**WRITTEN INSTRUCTION:** Take each line that has the word "nach" and return it.
******
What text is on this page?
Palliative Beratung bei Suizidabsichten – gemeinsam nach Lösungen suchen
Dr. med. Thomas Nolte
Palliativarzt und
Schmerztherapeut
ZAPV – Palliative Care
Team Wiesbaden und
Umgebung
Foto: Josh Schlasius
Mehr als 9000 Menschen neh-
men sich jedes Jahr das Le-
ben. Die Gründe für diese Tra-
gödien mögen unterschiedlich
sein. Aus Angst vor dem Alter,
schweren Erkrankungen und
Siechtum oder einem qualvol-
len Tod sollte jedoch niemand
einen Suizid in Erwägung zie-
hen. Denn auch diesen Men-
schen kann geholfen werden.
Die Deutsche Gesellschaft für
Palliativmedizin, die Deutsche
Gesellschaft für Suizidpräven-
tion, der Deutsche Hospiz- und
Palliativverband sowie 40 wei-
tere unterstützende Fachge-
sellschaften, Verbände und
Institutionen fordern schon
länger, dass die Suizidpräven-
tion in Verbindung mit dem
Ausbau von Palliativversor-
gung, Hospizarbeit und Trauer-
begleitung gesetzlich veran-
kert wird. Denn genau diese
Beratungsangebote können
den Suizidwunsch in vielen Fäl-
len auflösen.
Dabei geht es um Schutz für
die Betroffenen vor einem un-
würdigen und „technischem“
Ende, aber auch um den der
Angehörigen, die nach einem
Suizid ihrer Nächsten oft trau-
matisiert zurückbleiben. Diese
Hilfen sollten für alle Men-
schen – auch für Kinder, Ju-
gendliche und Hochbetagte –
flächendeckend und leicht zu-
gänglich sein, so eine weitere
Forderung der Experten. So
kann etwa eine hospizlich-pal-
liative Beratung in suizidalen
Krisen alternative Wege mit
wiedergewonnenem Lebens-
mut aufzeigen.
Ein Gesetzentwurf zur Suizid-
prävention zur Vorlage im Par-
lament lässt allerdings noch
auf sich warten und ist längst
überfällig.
******
**RESULT OF THE TASK:**
Palliative Beratung bei Suizidabsichten – gemeinsam nach Lösungen suchen
Angehörigen, die nach einem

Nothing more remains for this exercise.